__Ziel__. Geben Sie aus dem Text über die Videokamera an der Wohnungstür den Abschnitt zwischen „3. Bei der Kamera“ und „einem Mobilgerät abzurufen.“, beide Stellen eingeschlossen, wortgetreu wieder.

__Bereitgestellter Text__.

=======

Der Tonaufnahmebereich des Kamerageräts reicht zumindest bis zur Wohnungseingangstür der Beschwerdeführer.

Beweiswürdigung : Die Feststellungen zum Kameragerät und zur Beschilderung gründen auf den von den Beschwerdeführern in Vorlage gebrachten Bildaufnahmen, auf welchen die an der Wohnungstür der Beschwerdegegnerin angebrachte Videokamera samt Beschilderung ersichtlich ist. Die Feststellung zum Bild- und Tonaufnahmebereich ergeben sich aus der von den Beschwerdegegnern [Anmerkung Bearbeiter/in: gemeint wohl: Beschwerdeführern] in Vorlage gebrachten Videoaufzeichnung, auf welcher der Bildaufnahmebereich eindeutig erkennbar sowie auch hörbar ist, dass sich der Tonaufnahmebereich zumindest bis zur Wohnungseingangstür der Beschwerdeführer erstreckt, da bspw. Schrittgeräusche in diesem Bereich deutlich zu hören sind.

3. Bei der Kamera handelt es sich um ein Gerät der Reihe „Camera-***bell“ des Herstellers „K***“, mit welchem es möglich ist, die Aufnahmen ortsungebunden auf einem Mobilgerät abzurufen.

=======

__Dargestelltes Material__.
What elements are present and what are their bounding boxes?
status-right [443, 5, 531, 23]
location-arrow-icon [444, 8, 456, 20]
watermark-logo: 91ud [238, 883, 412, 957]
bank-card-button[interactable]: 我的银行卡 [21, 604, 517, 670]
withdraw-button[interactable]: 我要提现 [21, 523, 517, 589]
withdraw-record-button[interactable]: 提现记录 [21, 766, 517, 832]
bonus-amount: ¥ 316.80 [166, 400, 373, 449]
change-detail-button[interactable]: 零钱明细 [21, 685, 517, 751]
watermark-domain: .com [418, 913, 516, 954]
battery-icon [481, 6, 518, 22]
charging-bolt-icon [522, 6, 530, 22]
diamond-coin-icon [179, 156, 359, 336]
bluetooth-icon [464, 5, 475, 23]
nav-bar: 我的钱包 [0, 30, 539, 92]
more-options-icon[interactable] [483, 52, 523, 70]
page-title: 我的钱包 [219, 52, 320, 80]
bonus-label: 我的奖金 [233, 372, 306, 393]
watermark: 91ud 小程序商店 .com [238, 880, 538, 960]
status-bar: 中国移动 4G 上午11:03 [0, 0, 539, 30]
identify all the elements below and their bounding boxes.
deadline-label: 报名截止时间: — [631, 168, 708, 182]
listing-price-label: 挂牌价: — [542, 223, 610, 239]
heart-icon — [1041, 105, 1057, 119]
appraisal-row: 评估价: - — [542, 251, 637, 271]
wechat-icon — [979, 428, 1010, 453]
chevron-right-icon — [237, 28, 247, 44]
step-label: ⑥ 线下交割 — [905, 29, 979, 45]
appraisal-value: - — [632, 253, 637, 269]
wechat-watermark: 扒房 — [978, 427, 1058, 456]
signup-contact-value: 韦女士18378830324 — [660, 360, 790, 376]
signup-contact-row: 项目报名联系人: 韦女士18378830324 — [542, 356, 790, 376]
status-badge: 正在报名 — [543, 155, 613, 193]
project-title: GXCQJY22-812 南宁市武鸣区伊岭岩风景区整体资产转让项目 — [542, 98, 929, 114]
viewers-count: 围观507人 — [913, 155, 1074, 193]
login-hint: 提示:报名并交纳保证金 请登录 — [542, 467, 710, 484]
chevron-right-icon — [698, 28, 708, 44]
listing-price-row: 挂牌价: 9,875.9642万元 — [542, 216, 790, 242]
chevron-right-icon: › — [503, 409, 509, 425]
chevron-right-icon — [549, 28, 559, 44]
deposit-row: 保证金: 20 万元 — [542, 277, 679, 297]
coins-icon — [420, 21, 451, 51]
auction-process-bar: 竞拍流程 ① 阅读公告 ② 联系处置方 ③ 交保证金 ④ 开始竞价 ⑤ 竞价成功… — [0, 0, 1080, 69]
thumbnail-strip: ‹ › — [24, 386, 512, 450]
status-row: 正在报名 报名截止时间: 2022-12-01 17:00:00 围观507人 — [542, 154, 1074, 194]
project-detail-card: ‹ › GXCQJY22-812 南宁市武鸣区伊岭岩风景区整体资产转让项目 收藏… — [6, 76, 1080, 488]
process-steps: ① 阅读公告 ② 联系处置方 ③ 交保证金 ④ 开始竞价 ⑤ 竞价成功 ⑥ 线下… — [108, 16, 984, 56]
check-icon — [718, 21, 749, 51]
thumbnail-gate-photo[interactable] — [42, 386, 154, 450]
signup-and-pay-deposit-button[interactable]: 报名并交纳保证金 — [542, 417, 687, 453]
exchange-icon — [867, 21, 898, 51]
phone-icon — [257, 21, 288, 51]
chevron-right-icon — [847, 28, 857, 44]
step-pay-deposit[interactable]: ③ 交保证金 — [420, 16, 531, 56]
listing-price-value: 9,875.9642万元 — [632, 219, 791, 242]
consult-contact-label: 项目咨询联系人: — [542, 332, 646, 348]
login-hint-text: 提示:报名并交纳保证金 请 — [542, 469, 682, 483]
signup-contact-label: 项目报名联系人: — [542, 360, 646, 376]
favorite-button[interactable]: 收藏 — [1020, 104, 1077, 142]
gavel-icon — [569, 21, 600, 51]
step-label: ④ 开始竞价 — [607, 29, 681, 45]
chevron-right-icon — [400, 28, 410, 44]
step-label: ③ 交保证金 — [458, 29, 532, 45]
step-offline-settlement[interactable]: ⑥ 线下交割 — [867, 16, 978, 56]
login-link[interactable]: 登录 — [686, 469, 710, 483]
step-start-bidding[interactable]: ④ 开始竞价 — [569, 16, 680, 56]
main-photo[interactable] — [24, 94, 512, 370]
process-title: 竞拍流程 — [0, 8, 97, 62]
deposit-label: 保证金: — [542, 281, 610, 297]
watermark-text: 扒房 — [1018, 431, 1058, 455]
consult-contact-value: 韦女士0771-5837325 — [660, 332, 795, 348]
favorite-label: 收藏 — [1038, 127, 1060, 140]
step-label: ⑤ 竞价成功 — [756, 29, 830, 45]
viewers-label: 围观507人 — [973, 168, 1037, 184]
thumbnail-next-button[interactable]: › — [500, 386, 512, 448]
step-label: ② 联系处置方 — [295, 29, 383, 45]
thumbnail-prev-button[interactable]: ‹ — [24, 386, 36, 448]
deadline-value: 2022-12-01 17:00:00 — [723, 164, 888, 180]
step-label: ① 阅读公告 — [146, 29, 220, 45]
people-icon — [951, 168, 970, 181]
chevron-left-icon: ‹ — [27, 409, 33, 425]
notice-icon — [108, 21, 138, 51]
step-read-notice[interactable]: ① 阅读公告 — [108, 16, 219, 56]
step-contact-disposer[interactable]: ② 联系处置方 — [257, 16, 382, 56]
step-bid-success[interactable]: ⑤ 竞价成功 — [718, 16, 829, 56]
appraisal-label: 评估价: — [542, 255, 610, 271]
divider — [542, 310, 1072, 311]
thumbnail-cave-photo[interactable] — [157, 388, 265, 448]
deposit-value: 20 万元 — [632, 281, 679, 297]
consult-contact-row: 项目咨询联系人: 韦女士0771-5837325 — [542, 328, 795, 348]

=======

__Die Lösung__.
3. Bei der Kamera handelt es sich um ein Gerät der Reihe „Camera-***bell“ des Herstellers „K***“, mit welchem es möglich ist, die Aufnahmen ortsungebunden auf einem Mobilgerät abzurufen.